#### WHAT NEEDS TO BE DONE
Reproduce every entry exactly as shown.

(Data entries)
-- Begin --

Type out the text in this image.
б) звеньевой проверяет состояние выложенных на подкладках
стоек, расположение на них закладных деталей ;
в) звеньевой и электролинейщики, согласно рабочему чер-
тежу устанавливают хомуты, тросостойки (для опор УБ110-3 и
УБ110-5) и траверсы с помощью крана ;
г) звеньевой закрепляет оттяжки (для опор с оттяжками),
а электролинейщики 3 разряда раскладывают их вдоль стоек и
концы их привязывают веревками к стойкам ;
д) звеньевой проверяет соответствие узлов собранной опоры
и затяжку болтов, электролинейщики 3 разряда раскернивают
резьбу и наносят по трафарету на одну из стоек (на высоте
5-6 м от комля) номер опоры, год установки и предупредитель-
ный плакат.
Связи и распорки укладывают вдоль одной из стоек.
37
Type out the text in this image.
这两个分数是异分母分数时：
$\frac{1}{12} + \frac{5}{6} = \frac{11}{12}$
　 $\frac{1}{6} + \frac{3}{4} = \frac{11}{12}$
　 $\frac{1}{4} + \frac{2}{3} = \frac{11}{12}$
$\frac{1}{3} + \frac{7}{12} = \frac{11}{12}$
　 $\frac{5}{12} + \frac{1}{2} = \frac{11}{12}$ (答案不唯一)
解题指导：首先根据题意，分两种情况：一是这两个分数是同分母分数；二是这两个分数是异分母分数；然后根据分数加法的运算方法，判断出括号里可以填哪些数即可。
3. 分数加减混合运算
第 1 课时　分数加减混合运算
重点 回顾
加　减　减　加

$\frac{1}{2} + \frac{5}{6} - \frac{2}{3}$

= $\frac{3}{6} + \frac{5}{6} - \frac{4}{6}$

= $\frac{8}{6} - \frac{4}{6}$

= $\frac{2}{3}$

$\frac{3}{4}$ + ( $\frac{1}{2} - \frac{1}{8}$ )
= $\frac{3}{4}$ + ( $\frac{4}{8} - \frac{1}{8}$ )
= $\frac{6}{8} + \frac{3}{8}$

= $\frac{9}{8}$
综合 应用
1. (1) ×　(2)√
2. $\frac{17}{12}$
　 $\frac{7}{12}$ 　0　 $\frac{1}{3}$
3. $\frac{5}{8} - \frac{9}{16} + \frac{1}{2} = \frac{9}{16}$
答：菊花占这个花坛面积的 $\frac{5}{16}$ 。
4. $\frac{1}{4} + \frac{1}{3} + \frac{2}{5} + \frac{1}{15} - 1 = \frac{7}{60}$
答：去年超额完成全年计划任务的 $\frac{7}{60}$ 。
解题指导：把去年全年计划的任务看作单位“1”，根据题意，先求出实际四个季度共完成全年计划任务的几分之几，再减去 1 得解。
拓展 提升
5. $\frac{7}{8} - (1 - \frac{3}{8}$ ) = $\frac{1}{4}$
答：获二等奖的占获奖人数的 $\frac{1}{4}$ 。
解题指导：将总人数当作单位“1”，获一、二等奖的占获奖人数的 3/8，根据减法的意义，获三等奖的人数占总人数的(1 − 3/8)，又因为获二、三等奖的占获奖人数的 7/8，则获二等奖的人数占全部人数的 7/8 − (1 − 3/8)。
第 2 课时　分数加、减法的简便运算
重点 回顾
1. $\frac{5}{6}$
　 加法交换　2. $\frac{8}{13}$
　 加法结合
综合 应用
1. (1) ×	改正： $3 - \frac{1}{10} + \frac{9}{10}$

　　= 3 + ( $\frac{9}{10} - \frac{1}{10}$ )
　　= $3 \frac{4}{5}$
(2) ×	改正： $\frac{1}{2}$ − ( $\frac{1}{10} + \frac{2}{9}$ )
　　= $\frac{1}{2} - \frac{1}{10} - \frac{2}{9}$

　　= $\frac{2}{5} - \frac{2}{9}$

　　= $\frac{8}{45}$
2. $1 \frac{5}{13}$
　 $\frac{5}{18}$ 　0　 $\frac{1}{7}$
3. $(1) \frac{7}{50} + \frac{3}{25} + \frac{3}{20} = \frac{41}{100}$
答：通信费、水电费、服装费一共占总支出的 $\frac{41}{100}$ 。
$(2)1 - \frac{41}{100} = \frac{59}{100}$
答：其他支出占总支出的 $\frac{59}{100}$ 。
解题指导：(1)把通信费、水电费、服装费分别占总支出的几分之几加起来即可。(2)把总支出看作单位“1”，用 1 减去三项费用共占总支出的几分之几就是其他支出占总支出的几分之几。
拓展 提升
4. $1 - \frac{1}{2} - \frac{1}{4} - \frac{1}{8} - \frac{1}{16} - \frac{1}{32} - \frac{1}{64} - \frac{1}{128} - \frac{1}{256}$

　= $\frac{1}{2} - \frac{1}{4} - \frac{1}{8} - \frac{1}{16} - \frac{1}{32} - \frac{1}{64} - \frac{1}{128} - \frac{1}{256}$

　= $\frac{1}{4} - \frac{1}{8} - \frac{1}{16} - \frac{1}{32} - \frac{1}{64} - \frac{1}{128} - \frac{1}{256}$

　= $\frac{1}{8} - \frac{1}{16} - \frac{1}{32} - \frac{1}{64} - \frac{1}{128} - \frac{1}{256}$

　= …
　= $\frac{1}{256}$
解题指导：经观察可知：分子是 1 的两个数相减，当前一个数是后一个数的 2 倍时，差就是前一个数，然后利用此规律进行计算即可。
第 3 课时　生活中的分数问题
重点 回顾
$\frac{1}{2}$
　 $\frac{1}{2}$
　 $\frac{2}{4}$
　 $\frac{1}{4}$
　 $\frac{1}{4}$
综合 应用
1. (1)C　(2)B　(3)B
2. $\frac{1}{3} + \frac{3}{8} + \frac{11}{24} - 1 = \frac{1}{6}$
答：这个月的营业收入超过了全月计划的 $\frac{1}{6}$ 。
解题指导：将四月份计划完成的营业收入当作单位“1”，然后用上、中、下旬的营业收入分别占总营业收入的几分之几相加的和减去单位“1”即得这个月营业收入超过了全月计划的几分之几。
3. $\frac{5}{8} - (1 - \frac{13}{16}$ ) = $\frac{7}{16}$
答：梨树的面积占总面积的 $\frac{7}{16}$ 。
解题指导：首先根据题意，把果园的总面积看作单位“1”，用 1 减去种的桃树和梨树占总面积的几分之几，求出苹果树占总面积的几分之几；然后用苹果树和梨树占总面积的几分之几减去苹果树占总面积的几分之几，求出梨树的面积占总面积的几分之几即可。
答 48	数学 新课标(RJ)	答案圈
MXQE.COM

-- End --

#### RESPONSE TO THIS TASK
Type out the text in this image.
б) звеньевой проверяет состояние выложенных на подкладках
стоек, расположение на них закладных деталей ;
в) звеньевой и электролинейщики, согласно рабочему чер-
тежу устанавливают хомуты, тросостойки (для опор УБ110-3 и
УБ110-5) и траверсы с помощью крана ;
г) звеньевой закрепляет оттяжки (для опор с оттяжками),
а электролинейщики 3 разряда раскладывают их вдоль стоек и
концы их привязывают веревками к стойкам ;
д) звеньевой проверяет соответствие узлов собранной опоры
и затяжку болтов, электролинейщики 3 разряда раскернивают
резьбу и наносят по трафарету на одну из стоек (на высоте
5-6 м от комля) номер опоры, год установки и предупредитель-
ный плакат.
Связи и распорки укладывают вдоль одной из стоек.
37
Type out the text in this image.
这两个分数是异分母分数时：
$\frac{1}{12} + \frac{5}{6} = \frac{11}{12}$
　 $\frac{1}{6} + \frac{3}{4} = \frac{11}{12}$
　 $\frac{1}{4} + \frac{2}{3} = \frac{11}{12}$
$\frac{1}{3} + \frac{7}{12} = \frac{11}{12}$
　 $\frac{5}{12} + \frac{1}{2} = \frac{11}{12}$ (答案不唯一)
解题指导：首先根据题意，分两种情况：一是这两个分数是同分母分数；二是这两个分数是异分母分数；然后根据分数加法的运算方法，判断出括号里可以填哪些数即可。
3. 分数加减混合运算
第 1 课时　分数加减混合运算
重点 回顾
加　减　减　加

$\frac{1}{2} + \frac{5}{6} - \frac{2}{3}$

= $\frac{3}{6} + \frac{5}{6} - \frac{4}{6}$

= $\frac{8}{6} - \frac{4}{6}$

= $\frac{2}{3}$

$\frac{3}{4}$ + ( $\frac{1}{2} - \frac{1}{8}$ )
= $\frac{3}{4}$ + ( $\frac{4}{8} - \frac{1}{8}$ )
= $\frac{6}{8} + \frac{3}{8}$

= $\frac{9}{8}$
综合 应用
1. (1) ×　(2)√
2. $\frac{17}{12}$
　 $\frac{7}{12}$ 　0　 $\frac{1}{3}$
3. $\frac{5}{8} - \frac{9}{16} + \frac{1}{2} = \frac{9}{16}$
答：菊花占这个花坛面积的 $\frac{5}{16}$ 。
4. $\frac{1}{4} + \frac{1}{3} + \frac{2}{5} + \frac{1}{15} - 1 = \frac{7}{60}$
答：去年超额完成全年计划任务的 $\frac{7}{60}$ 。
解题指导：把去年全年计划的任务看作单位“1”，根据题意，先求出实际四个季度共完成全年计划任务的几分之几，再减去 1 得解。
拓展 提升
5. $\frac{7}{8} - (1 - \frac{3}{8}$ ) = $\frac{1}{4}$
答：获二等奖的占获奖人数的 $\frac{1}{4}$ 。
解题指导：将总人数当作单位“1”，获一、二等奖的占获奖人数的 3/8，根据减法的意义，获三等奖的人数占总人数的(1 − 3/8)，又因为获二、三等奖的占获奖人数的 7/8，则获二等奖的人数占全部人数的 7/8 − (1 − 3/8)。
第 2 课时　分数加、减法的简便运算
重点 回顾
1. $\frac{5}{6}$
　 加法交换　2. $\frac{8}{13}$
　 加法结合
综合 应用
1. (1) ×	改正： $3 - \frac{1}{10} + \frac{9}{10}$

　　= 3 + ( $\frac{9}{10} - \frac{1}{10}$ )
　　= $3 \frac{4}{5}$
(2) ×	改正： $\frac{1}{2}$ − ( $\frac{1}{10} + \frac{2}{9}$ )
　　= $\frac{1}{2} - \frac{1}{10} - \frac{2}{9}$

　　= $\frac{2}{5} - \frac{2}{9}$

　　= $\frac{8}{45}$
2. $1 \frac{5}{13}$
　 $\frac{5}{18}$ 　0　 $\frac{1}{7}$
3. $(1) \frac{7}{50} + \frac{3}{25} + \frac{3}{20} = \frac{41}{100}$
答：通信费、水电费、服装费一共占总支出的 $\frac{41}{100}$ 。
$(2)1 - \frac{41}{100} = \frac{59}{100}$
答：其他支出占总支出的 $\frac{59}{100}$ 。
解题指导：(1)把通信费、水电费、服装费分别占总支出的几分之几加起来即可。(2)把总支出看作单位“1”，用 1 减去三项费用共占总支出的几分之几就是其他支出占总支出的几分之几。
拓展 提升
4. $1 - \frac{1}{2} - \frac{1}{4} - \frac{1}{8} - \frac{1}{16} - \frac{1}{32} - \frac{1}{64} - \frac{1}{128} - \frac{1}{256}$

　= $\frac{1}{2} - \frac{1}{4} - \frac{1}{8} - \frac{1}{16} - \frac{1}{32} - \frac{1}{64} - \frac{1}{128} - \frac{1}{256}$

　= $\frac{1}{4} - \frac{1}{8} - \frac{1}{16} - \frac{1}{32} - \frac{1}{64} - \frac{1}{128} - \frac{1}{256}$

　= $\frac{1}{8} - \frac{1}{16} - \frac{1}{32} - \frac{1}{64} - \frac{1}{128} - \frac{1}{256}$

　= …
　= $\frac{1}{256}$
解题指导：经观察可知：分子是 1 的两个数相减，当前一个数是后一个数的 2 倍时，差就是前一个数，然后利用此规律进行计算即可。
第 3 课时　生活中的分数问题
重点 回顾
$\frac{1}{2}$
　 $\frac{1}{2}$
　 $\frac{2}{4}$
　 $\frac{1}{4}$
　 $\frac{1}{4}$
综合 应用
1. (1)C　(2)B　(3)B
2. $\frac{1}{3} + \frac{3}{8} + \frac{11}{24} - 1 = \frac{1}{6}$
答：这个月的营业收入超过了全月计划的 $\frac{1}{6}$ 。
解题指导：将四月份计划完成的营业收入当作单位“1”，然后用上、中、下旬的营业收入分别占总营业收入的几分之几相加的和减去单位“1”即得这个月营业收入超过了全月计划的几分之几。
3. $\frac{5}{8} - (1 - \frac{13}{16}$ ) = $\frac{7}{16}$
答：梨树的面积占总面积的 $\frac{7}{16}$ 。
解题指导：首先根据题意，把果园的总面积看作单位“1”，用 1 减去种的桃树和梨树占总面积的几分之几，求出苹果树占总面积的几分之几；然后用苹果树和梨树占总面积的几分之几减去苹果树占总面积的几分之几，求出梨树的面积占总面积的几分之几即可。
答 48	数学 新课标(RJ)	答案圈
MXQE.COM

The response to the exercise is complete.